• **SUPPLIED RECORDS**
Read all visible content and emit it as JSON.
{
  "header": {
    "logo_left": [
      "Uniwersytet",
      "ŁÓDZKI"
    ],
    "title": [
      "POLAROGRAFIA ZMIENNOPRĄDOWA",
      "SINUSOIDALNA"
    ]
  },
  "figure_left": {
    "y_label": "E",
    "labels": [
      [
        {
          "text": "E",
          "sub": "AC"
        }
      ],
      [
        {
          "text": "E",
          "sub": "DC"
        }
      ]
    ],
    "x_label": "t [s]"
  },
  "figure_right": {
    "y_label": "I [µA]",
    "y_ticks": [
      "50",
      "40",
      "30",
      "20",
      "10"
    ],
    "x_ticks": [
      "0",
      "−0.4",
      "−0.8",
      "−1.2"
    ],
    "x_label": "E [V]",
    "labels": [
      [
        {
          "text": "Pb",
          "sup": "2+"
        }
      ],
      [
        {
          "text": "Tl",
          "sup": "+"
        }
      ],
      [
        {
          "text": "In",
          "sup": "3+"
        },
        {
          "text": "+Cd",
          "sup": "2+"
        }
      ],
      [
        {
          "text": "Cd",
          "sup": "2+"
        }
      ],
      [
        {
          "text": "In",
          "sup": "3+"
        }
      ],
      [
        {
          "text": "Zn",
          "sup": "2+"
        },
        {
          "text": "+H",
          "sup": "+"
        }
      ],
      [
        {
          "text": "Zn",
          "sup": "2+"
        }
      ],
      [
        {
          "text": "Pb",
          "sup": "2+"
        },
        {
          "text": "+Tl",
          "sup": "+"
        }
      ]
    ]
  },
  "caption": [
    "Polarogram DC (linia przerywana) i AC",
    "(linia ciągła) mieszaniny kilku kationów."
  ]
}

• **TASK REQUIREMENTS**
Retype every record above exactly as written.

• **CORRECT OUTPUT**
Read all visible content and emit it as JSON.
{
  "header": {
    "logo_left": [
      "Uniwersytet",
      "ŁÓDZKI"
    ],
    "title": [
      "POLAROGRAFIA ZMIENNOPRĄDOWA",
      "SINUSOIDALNA"
    ]
  },
  "figure_left": {
    "y_label": "E",
    "labels": [
      [
        {
          "text": "E",
          "sub": "AC"
        }
      ],
      [
        {
          "text": "E",
          "sub": "DC"
        }
      ]
    ],
    "x_label": "t [s]"
  },
  "figure_right": {
    "y_label": "I [µA]",
    "y_ticks": [
      "50",
      "40",
      "30",
      "20",
      "10"
    ],
    "x_ticks": [
      "0",
      "−0.4",
      "−0.8",
      "−1.2"
    ],
    "x_label": "E [V]",
    "labels": [
      [
        {
          "text": "Pb",
          "sup": "2+"
        }
      ],
      [
        {
          "text": "Tl",
          "sup": "+"
        }
      ],
      [
        {
          "text": "In",
          "sup": "3+"
        },
        {
          "text": "+Cd",
          "sup": "2+"
        }
      ],
      [
        {
          "text": "Cd",
          "sup": "2+"
        }
      ],
      [
        {
          "text": "In",
          "sup": "3+"
        }
      ],
      [
        {
          "text": "Zn",
          "sup": "2+"
        },
        {
          "text": "+H",
          "sup": "+"
        }
      ],
      [
        {
          "text": "Zn",
          "sup": "2+"
        }
      ],
      [
        {
          "text": "Pb",
          "sup": "2+"
        },
        {
          "text": "+Tl",
          "sup": "+"
        }
      ]
    ]
  },
  "caption": [
    "Polarogram DC (linia przerywana) i AC",
    "(linia ciągła) mieszaniny kilku kationów."
  ]
}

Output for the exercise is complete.